[BEGIN]

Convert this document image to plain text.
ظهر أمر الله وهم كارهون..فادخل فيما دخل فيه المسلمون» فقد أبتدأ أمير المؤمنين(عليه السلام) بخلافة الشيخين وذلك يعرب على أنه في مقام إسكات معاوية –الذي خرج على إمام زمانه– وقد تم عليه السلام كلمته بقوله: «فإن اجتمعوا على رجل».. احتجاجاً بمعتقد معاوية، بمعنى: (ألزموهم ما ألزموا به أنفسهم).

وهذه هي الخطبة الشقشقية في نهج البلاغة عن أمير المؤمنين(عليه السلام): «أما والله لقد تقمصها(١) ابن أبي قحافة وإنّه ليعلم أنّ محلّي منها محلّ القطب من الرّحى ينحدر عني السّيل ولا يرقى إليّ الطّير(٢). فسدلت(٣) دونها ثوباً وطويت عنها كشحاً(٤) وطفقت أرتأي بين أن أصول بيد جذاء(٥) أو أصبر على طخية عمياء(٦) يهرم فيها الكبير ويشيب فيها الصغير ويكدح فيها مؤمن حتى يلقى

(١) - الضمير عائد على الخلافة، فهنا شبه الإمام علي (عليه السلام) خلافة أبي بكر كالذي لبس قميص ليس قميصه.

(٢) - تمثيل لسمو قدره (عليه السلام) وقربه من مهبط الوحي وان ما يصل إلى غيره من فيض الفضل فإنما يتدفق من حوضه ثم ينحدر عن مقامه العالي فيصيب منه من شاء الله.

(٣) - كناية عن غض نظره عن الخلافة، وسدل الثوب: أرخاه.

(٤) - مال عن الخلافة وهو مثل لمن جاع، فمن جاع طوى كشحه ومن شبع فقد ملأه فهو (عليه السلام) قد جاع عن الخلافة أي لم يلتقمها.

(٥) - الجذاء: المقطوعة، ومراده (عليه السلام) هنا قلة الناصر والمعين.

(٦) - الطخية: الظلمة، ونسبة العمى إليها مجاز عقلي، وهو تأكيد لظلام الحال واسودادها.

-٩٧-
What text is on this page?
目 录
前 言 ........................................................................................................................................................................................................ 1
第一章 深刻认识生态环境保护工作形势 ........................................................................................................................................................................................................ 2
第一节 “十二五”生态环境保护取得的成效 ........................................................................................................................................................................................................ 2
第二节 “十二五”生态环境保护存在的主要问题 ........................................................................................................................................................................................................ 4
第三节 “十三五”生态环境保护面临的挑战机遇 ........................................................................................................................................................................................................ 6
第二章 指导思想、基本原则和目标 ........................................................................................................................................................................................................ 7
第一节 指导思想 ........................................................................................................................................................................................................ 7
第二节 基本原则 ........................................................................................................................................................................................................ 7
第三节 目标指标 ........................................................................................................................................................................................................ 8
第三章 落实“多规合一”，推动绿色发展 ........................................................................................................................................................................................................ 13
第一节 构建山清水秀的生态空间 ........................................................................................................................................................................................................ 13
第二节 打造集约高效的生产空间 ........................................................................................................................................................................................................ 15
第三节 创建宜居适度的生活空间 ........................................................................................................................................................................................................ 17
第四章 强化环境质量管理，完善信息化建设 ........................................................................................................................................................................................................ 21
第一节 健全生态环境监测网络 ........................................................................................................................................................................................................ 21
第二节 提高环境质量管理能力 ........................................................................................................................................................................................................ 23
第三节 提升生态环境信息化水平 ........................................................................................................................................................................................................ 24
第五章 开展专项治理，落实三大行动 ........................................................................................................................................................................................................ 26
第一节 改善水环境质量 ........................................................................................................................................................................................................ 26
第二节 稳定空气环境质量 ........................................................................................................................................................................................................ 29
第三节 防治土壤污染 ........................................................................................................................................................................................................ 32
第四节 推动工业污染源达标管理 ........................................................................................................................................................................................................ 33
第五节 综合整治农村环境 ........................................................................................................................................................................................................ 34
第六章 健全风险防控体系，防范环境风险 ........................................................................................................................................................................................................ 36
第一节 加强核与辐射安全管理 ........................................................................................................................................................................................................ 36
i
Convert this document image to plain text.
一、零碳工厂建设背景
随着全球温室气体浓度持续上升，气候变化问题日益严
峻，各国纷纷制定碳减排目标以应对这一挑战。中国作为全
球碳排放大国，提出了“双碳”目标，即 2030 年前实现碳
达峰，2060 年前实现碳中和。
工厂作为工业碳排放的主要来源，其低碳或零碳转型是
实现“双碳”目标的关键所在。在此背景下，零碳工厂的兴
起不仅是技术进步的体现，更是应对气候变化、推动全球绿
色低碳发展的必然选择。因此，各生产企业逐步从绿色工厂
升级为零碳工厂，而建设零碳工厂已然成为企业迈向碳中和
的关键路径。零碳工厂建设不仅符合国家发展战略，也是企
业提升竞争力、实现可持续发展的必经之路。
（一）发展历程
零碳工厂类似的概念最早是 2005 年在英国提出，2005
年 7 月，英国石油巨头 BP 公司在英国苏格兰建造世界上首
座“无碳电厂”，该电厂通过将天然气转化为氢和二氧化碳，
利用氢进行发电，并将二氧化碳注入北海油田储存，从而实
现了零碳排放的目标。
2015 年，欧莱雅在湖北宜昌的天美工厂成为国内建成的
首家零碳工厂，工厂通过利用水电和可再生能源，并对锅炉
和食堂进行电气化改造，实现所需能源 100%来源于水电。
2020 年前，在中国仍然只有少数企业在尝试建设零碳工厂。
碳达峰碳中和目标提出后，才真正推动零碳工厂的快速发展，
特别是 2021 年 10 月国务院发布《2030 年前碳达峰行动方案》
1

[END]

From the entries above, collect every line with the string "ينحدر" in it.

* **FINISHED ANSWER**
وهذه هي الخطبة الشقشقية في نهج البلاغة عن أمير المؤمنين(عليه السلام): «أما والله لقد تقمصها(١) ابن أبي قحافة وإنّه ليعلم أنّ محلّي منها محلّ القطب من الرّحى ينحدر عني السّيل ولا يرقى إليّ الطّير(٢). فسدلت(٣) دونها ثوباً وطويت عنها كشحاً(٤) وطفقت أرتأي بين أن أصول بيد جذاء(٥) أو أصبر على طخية عمياء(٦) يهرم فيها الكبير ويشيب فيها الصغير ويكدح فيها مؤمن حتى يلقى
(٢) - تمثيل لسمو قدره (عليه السلام) وقربه من مهبط الوحي وان ما يصل إلى غيره من فيض الفضل فإنما يتدفق من حوضه ثم ينحدر عن مقامه العالي فيصيب منه من شاء الله.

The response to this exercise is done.